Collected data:
▽

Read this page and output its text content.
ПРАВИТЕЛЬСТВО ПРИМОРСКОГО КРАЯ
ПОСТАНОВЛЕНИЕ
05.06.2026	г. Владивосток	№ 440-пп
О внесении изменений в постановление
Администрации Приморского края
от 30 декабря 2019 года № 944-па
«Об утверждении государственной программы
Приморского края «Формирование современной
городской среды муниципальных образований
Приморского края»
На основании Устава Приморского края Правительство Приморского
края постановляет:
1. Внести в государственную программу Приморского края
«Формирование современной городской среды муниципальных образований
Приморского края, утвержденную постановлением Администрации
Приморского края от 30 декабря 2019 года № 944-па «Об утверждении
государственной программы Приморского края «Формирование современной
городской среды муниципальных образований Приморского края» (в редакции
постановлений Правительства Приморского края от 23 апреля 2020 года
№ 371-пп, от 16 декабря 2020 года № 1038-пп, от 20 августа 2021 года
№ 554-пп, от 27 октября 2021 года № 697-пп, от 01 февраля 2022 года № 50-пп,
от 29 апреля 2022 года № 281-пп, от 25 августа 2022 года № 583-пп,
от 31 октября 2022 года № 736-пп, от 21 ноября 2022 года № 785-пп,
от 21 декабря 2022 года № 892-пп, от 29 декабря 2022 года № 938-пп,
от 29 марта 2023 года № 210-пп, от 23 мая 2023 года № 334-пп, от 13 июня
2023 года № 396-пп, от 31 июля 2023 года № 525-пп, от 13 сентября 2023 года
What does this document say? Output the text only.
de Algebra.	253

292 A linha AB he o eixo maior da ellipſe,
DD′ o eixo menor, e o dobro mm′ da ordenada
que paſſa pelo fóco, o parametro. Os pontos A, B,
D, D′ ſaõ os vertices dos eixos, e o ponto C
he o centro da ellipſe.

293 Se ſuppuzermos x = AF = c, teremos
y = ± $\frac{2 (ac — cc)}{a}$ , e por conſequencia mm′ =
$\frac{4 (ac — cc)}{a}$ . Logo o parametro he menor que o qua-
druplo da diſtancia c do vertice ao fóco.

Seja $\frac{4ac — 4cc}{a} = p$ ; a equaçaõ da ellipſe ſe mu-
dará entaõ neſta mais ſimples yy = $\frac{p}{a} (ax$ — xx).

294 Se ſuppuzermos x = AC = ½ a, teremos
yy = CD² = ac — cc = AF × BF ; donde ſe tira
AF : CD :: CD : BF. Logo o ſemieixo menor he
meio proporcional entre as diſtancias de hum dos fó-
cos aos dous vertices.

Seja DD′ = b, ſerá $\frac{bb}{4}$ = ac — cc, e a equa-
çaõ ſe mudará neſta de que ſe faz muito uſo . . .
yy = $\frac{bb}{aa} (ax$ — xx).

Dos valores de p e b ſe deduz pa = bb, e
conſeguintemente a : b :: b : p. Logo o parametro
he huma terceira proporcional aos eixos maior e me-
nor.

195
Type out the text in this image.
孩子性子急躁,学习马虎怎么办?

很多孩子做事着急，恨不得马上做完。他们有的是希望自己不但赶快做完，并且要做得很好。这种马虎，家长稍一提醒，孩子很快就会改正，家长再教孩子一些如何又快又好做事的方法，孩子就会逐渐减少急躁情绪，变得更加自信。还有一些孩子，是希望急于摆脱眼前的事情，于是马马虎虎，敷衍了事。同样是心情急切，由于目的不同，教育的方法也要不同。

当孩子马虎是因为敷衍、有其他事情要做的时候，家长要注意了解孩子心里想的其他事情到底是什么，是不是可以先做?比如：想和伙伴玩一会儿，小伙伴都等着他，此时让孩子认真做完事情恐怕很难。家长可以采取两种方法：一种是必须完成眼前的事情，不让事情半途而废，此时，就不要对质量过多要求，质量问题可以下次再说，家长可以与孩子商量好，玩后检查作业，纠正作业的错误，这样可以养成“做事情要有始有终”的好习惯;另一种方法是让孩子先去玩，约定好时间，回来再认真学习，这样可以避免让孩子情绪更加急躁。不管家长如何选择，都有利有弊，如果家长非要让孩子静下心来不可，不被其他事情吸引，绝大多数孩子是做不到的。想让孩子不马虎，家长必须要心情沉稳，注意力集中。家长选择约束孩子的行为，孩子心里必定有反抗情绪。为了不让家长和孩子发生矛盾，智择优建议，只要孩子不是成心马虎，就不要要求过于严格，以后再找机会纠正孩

△

#### [WORK INSTRUCTIONS]
From the line with "Type out the text in this image." to the last line of the material, give every line again exactly, and only those lines.

#### [RESULT OF THE EXERCISE]
Type out the text in this image.
孩子性子急躁,学习马虎怎么办?

很多孩子做事着急，恨不得马上做完。他们有的是希望自己不但赶快做完，并且要做得很好。这种马虎，家长稍一提醒，孩子很快就会改正，家长再教孩子一些如何又快又好做事的方法，孩子就会逐渐减少急躁情绪，变得更加自信。还有一些孩子，是希望急于摆脱眼前的事情，于是马马虎虎，敷衍了事。同样是心情急切，由于目的不同，教育的方法也要不同。

当孩子马虎是因为敷衍、有其他事情要做的时候，家长要注意了解孩子心里想的其他事情到底是什么，是不是可以先做?比如：想和伙伴玩一会儿，小伙伴都等着他，此时让孩子认真做完事情恐怕很难。家长可以采取两种方法：一种是必须完成眼前的事情，不让事情半途而废，此时，就不要对质量过多要求，质量问题可以下次再说，家长可以与孩子商量好，玩后检查作业，纠正作业的错误，这样可以养成“做事情要有始有终”的好习惯;另一种方法是让孩子先去玩，约定好时间，回来再认真学习，这样可以避免让孩子情绪更加急躁。不管家长如何选择，都有利有弊，如果家长非要让孩子静下心来不可，不被其他事情吸引，绝大多数孩子是做不到的。想让孩子不马虎，家长必须要心情沉稳，注意力集中。家长选择约束孩子的行为，孩子心里必定有反抗情绪。为了不让家长和孩子发生矛盾，智择优建议，只要孩子不是成心马虎，就不要要求过于严格，以后再找机会纠正孩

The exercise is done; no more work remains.